--- TASK REQUIREMENTS ---
Reproduce the data exactly.

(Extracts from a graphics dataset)
•••••
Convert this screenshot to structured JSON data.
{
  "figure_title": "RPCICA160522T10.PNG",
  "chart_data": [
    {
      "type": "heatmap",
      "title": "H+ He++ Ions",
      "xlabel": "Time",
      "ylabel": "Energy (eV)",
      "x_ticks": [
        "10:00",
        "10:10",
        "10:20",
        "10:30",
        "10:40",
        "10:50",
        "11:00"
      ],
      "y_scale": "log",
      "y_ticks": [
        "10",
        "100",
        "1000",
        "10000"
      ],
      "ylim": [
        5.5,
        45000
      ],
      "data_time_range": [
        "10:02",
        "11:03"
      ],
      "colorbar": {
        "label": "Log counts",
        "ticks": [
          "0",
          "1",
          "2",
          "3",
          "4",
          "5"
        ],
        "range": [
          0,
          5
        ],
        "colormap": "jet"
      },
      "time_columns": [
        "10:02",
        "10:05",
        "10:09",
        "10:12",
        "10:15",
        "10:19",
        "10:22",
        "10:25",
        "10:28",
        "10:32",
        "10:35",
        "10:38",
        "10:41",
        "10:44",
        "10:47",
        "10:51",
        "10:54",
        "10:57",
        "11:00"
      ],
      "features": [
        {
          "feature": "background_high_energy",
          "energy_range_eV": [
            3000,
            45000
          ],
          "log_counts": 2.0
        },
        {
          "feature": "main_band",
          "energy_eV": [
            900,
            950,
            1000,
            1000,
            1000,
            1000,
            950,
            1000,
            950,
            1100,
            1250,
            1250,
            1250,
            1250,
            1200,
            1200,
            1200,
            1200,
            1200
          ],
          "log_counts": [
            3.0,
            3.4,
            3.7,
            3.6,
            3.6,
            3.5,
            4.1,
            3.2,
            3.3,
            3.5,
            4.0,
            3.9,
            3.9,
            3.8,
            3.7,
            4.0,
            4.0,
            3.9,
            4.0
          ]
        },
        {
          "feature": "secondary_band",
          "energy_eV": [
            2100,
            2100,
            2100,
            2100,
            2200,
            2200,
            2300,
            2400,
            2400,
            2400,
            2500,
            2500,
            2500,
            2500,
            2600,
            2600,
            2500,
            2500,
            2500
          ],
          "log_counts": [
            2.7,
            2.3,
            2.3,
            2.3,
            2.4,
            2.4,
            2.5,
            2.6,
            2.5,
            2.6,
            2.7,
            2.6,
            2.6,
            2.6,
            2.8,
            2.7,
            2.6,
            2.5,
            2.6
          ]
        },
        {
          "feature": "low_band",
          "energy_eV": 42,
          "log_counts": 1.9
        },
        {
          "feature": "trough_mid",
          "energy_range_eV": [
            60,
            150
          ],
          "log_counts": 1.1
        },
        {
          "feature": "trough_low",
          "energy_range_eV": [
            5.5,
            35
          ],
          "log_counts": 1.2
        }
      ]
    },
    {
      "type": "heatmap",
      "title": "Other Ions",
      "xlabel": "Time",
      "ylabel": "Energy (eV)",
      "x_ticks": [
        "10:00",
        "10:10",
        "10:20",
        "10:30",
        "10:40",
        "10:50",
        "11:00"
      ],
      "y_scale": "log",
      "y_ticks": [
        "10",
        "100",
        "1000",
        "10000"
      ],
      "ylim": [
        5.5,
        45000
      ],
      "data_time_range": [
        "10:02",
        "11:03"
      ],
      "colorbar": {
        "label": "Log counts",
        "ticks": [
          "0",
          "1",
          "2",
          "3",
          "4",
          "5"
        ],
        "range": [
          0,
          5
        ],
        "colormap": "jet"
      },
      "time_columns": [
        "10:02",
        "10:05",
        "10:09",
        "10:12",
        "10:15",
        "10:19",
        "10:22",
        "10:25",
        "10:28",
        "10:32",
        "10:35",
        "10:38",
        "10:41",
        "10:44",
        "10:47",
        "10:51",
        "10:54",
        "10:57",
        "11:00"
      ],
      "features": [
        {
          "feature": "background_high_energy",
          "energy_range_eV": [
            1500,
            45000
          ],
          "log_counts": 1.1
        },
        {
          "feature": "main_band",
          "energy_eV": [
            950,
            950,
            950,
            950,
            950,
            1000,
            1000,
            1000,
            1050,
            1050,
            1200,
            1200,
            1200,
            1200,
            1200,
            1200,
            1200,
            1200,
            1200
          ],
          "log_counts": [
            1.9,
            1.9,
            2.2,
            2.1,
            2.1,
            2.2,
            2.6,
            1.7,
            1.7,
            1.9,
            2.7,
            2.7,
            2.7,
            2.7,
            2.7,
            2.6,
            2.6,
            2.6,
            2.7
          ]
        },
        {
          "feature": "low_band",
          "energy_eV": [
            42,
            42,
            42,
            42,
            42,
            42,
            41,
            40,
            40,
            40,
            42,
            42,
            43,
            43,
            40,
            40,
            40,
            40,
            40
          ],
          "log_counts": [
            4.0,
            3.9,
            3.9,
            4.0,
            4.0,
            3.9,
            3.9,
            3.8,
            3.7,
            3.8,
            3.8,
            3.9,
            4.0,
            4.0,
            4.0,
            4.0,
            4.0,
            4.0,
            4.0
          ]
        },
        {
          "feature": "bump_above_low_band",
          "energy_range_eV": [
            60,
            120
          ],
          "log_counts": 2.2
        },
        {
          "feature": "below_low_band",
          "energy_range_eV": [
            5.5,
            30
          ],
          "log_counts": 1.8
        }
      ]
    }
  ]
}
•••••
--- SOLVED EXERCISE ---
Convert this screenshot to structured JSON data.
{
  "figure_title": "RPCICA160522T10.PNG",
  "chart_data": [
    {
      "type": "heatmap",
      "title": "H+ He++ Ions",
      "xlabel": "Time",
      "ylabel": "Energy (eV)",
      "x_ticks": [
        "10:00",
        "10:10",
        "10:20",
        "10:30",
        "10:40",
        "10:50",
        "11:00"
      ],
      "y_scale": "log",
      "y_ticks": [
        "10",
        "100",
        "1000",
        "10000"
      ],
      "ylim": [
        5.5,
        45000
      ],
      "data_time_range": [
        "10:02",
        "11:03"
      ],
      "colorbar": {
        "label": "Log counts",
        "ticks": [
          "0",
          "1",
          "2",
          "3",
          "4",
          "5"
        ],
        "range": [
          0,
          5
        ],
        "colormap": "jet"
      },
      "time_columns": [
        "10:02",
        "10:05",
        "10:09",
        "10:12",
        "10:15",
        "10:19",
        "10:22",
        "10:25",
        "10:28",
        "10:32",
        "10:35",
        "10:38",
        "10:41",
        "10:44",
        "10:47",
        "10:51",
        "10:54",
        "10:57",
        "11:00"
      ],
      "features": [
        {
          "feature": "background_high_energy",
          "energy_range_eV": [
            3000,
            45000
          ],
          "log_counts": 2.0
        },
        {
          "feature": "main_band",
          "energy_eV": [
            900,
            950,
            1000,
            1000,
            1000,
            1000,
            950,
            1000,
            950,
            1100,
            1250,
            1250,
            1250,
            1250,
            1200,
            1200,
            1200,
            1200,
            1200
          ],
          "log_counts": [
            3.0,
            3.4,
            3.7,
            3.6,
            3.6,
            3.5,
            4.1,
            3.2,
            3.3,
            3.5,
            4.0,
            3.9,
            3.9,
            3.8,
            3.7,
            4.0,
            4.0,
            3.9,
            4.0
          ]
        },
        {
          "feature": "secondary_band",
          "energy_eV": [
            2100,
            2100,
            2100,
            2100,
            2200,
            2200,
            2300,
            2400,
            2400,
            2400,
            2500,
            2500,
            2500,
            2500,
            2600,
            2600,
            2500,
            2500,
            2500
          ],
          "log_counts": [
            2.7,
            2.3,
            2.3,
            2.3,
            2.4,
            2.4,
            2.5,
            2.6,
            2.5,
            2.6,
            2.7,
            2.6,
            2.6,
            2.6,
            2.8,
            2.7,
            2.6,
            2.5,
            2.6
          ]
        },
        {
          "feature": "low_band",
          "energy_eV": 42,
          "log_counts": 1.9
        },
        {
          "feature": "trough_mid",
          "energy_range_eV": [
            60,
            150
          ],
          "log_counts": 1.1
        },
        {
          "feature": "trough_low",
          "energy_range_eV": [
            5.5,
            35
          ],
          "log_counts": 1.2
        }
      ]
    },
    {
      "type": "heatmap",
      "title": "Other Ions",
      "xlabel": "Time",
      "ylabel": "Energy (eV)",
      "x_ticks": [
        "10:00",
        "10:10",
        "10:20",
        "10:30",
        "10:40",
        "10:50",
        "11:00"
      ],
      "y_scale": "log",
      "y_ticks": [
        "10",
        "100",
        "1000",
        "10000"
      ],
      "ylim": [
        5.5,
        45000
      ],
      "data_time_range": [
        "10:02",
        "11:03"
      ],
      "colorbar": {
        "label": "Log counts",
        "ticks": [
          "0",
          "1",
          "2",
          "3",
          "4",
          "5"
        ],
        "range": [
          0,
          5
        ],
        "colormap": "jet"
      },
      "time_columns": [
        "10:02",
        "10:05",
        "10:09",
        "10:12",
        "10:15",
        "10:19",
        "10:22",
        "10:25",
        "10:28",
        "10:32",
        "10:35",
        "10:38",
        "10:41",
        "10:44",
        "10:47",
        "10:51",
        "10:54",
        "10:57",
        "11:00"
      ],
      "features": [
        {
          "feature": "background_high_energy",
          "energy_range_eV": [
            1500,
            45000
          ],
          "log_counts": 1.1
        },
        {
          "feature": "main_band",
          "energy_eV": [
            950,
            950,
            950,
            950,
            950,
            1000,
            1000,
            1000,
            1050,
            1050,
            1200,
            1200,
            1200,
            1200,
            1200,
            1200,
            1200,
            1200,
            1200
          ],
          "log_counts": [
            1.9,
            1.9,
            2.2,
            2.1,
            2.1,
            2.2,
            2.6,
            1.7,
            1.7,
            1.9,
            2.7,
            2.7,
            2.7,
            2.7,
            2.7,
            2.6,
            2.6,
            2.6,
            2.7
          ]
        },
        {
          "feature": "low_band",
          "energy_eV": [
            42,
            42,
            42,
            42,
            42,
            42,
            41,
            40,
            40,
            40,
            42,
            42,
            43,
            43,
            40,
            40,
            40,
            40,
            40
          ],
          "log_counts": [
            4.0,
            3.9,
            3.9,
            4.0,
            4.0,
            3.9,
            3.9,
            3.8,
            3.7,
            3.8,
            3.8,
            3.9,
            4.0,
            4.0,
            4.0,
            4.0,
            4.0,
            4.0,
            4.0
          ]
        },
        {
          "feature": "bump_above_low_band",
          "energy_range_eV": [
            60,
            120
          ],
          "log_counts": 2.2
        },
        {
          "feature": "below_low_band",
          "energy_range_eV": [
            5.5,
            30
          ],
          "log_counts": 1.8
        }
      ]
    }
  ]
}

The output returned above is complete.